Stored items
+--
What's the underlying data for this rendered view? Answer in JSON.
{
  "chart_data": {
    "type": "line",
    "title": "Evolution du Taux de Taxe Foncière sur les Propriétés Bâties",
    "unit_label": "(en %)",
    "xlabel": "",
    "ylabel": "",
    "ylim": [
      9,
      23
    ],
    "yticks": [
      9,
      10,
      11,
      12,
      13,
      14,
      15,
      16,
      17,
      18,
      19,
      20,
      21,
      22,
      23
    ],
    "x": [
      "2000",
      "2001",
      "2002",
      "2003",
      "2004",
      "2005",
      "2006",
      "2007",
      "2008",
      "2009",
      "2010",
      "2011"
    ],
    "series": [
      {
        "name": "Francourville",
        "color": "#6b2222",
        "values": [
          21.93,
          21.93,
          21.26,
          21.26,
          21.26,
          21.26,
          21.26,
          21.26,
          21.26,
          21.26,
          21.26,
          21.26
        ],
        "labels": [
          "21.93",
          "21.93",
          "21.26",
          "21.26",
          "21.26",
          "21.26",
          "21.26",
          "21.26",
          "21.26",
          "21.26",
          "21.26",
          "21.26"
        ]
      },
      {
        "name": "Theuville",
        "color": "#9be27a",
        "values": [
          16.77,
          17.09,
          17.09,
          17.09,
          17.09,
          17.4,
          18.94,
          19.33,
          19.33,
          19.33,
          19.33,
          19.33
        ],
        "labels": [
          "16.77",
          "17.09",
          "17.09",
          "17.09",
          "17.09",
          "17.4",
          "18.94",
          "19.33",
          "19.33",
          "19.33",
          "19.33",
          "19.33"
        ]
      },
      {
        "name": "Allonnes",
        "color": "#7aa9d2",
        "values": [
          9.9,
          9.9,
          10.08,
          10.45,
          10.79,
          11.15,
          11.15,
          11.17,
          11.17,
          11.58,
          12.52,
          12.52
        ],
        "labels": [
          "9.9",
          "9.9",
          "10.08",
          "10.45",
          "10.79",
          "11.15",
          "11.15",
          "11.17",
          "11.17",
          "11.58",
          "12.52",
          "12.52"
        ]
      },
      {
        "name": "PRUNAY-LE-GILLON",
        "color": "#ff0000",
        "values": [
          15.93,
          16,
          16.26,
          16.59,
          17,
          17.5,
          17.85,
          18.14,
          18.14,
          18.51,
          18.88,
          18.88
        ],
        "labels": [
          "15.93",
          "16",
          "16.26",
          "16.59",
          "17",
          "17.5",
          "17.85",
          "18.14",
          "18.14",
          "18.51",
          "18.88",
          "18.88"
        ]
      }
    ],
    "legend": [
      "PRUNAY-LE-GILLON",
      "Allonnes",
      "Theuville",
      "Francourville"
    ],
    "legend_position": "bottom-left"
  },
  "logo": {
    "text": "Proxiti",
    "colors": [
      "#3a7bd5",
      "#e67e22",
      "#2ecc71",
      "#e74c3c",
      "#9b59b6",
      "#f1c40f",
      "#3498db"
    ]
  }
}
+--
* **Requirement**
Quote all of the entries exactly as they appear.

* **Result**
What's the underlying data for this rendered view? Answer in JSON.
{
  "chart_data": {
    "type": "line",
    "title": "Evolution du Taux de Taxe Foncière sur les Propriétés Bâties",
    "unit_label": "(en %)",
    "xlabel": "",
    "ylabel": "",
    "ylim": [
      9,
      23
    ],
    "yticks": [
      9,
      10,
      11,
      12,
      13,
      14,
      15,
      16,
      17,
      18,
      19,
      20,
      21,
      22,
      23
    ],
    "x": [
      "2000",
      "2001",
      "2002",
      "2003",
      "2004",
      "2005",
      "2006",
      "2007",
      "2008",
      "2009",
      "2010",
      "2011"
    ],
    "series": [
      {
        "name": "Francourville",
        "color": "#6b2222",
        "values": [
          21.93,
          21.93,
          21.26,
          21.26,
          21.26,
          21.26,
          21.26,
          21.26,
          21.26,
          21.26,
          21.26,
          21.26
        ],
        "labels": [
          "21.93",
          "21.93",
          "21.26",
          "21.26",
          "21.26",
          "21.26",
          "21.26",
          "21.26",
          "21.26",
          "21.26",
          "21.26",
          "21.26"
        ]
      },
      {
        "name": "Theuville",
        "color": "#9be27a",
        "values": [
          16.77,
          17.09,
          17.09,
          17.09,
          17.09,
          17.4,
          18.94,
          19.33,
          19.33,
          19.33,
          19.33,
          19.33
        ],
        "labels": [
          "16.77",
          "17.09",
          "17.09",
          "17.09",
          "17.09",
          "17.4",
          "18.94",
          "19.33",
          "19.33",
          "19.33",
          "19.33",
          "19.33"
        ]
      },
      {
        "name": "Allonnes",
        "color": "#7aa9d2",
        "values": [
          9.9,
          9.9,
          10.08,
          10.45,
          10.79,
          11.15,
          11.15,
          11.17,
          11.17,
          11.58,
          12.52,
          12.52
        ],
        "labels": [
          "9.9",
          "9.9",
          "10.08",
          "10.45",
          "10.79",
          "11.15",
          "11.15",
          "11.17",
          "11.17",
          "11.58",
          "12.52",
          "12.52"
        ]
      },
      {
        "name": "PRUNAY-LE-GILLON",
        "color": "#ff0000",
        "values": [
          15.93,
          16,
          16.26,
          16.59,
          17,
          17.5,
          17.85,
          18.14,
          18.14,
          18.51,
          18.88,
          18.88
        ],
        "labels": [
          "15.93",
          "16",
          "16.26",
          "16.59",
          "17",
          "17.5",
          "17.85",
          "18.14",
          "18.14",
          "18.51",
          "18.88",
          "18.88"
        ]
      }
    ],
    "legend": [
      "PRUNAY-LE-GILLON",
      "Allonnes",
      "Theuville",
      "Francourville"
    ],
    "legend_position": "bottom-left"
  },
  "logo": {
    "text": "Proxiti",
    "colors": [
      "#3a7bd5",
      "#e67e22",
      "#2ecc71",
      "#e74c3c",
      "#9b59b6",
      "#f1c40f",
      "#3498db"
    ]
  }
}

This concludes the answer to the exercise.